* _Description of the task_: Reproduce every line in the listing that contains the word "función".

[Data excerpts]
* * * * * * *
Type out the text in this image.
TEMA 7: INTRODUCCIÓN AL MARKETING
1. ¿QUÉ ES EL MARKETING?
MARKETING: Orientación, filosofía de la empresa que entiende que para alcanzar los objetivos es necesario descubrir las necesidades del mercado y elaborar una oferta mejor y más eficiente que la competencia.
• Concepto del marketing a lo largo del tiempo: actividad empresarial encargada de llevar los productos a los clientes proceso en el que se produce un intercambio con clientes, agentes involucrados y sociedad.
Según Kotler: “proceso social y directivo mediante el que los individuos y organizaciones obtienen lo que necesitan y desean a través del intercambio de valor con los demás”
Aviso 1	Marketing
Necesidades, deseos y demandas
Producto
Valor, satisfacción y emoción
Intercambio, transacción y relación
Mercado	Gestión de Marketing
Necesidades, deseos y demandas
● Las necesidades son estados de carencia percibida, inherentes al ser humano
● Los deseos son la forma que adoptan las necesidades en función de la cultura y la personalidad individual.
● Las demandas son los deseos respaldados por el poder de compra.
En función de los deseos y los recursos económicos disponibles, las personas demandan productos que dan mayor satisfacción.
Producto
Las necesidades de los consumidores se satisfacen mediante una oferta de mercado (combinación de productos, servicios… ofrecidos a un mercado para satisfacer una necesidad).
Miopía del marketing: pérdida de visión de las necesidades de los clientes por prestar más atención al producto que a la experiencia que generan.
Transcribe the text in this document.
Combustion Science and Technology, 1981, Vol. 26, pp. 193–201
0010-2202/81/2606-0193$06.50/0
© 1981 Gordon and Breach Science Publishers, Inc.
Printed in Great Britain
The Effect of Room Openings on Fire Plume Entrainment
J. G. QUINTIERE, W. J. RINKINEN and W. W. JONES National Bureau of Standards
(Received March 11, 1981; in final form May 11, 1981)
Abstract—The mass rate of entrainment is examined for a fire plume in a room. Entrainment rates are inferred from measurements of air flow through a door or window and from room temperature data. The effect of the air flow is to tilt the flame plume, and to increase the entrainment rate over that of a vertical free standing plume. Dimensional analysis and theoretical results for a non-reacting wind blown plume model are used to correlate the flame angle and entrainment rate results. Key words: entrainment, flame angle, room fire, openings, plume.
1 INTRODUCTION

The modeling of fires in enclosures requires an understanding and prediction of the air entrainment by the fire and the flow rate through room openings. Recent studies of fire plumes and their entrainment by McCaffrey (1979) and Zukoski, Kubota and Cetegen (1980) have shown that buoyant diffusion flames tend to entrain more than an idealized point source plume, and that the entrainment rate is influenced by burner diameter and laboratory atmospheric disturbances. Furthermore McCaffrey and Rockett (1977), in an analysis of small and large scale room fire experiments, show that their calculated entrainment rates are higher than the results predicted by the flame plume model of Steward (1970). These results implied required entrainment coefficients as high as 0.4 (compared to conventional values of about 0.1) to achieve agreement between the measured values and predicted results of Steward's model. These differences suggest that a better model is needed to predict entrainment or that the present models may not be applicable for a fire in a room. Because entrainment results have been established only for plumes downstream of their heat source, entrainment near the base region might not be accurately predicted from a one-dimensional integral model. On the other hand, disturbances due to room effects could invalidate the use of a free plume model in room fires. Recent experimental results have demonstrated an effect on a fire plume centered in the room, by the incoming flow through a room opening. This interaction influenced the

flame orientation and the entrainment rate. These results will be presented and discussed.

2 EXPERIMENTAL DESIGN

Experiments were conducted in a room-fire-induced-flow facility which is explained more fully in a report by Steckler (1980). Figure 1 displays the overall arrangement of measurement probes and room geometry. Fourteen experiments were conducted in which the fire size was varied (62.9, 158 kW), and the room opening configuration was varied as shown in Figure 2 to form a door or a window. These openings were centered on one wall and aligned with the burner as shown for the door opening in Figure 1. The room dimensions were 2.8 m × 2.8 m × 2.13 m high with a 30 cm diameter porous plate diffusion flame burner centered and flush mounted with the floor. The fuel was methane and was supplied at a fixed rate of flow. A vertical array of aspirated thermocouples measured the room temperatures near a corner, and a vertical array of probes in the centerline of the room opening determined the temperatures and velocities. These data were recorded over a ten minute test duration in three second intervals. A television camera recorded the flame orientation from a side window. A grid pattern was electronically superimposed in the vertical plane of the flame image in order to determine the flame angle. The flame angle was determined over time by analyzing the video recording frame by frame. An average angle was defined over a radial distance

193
* * * * * * *
* _The reply_:
● Los deseos son la forma que adoptan las necesidades en función de la cultura y la personalidad individual.
En función de los deseos y los recursos económicos disponibles, las personas demandan productos que dan mayor satisfacción.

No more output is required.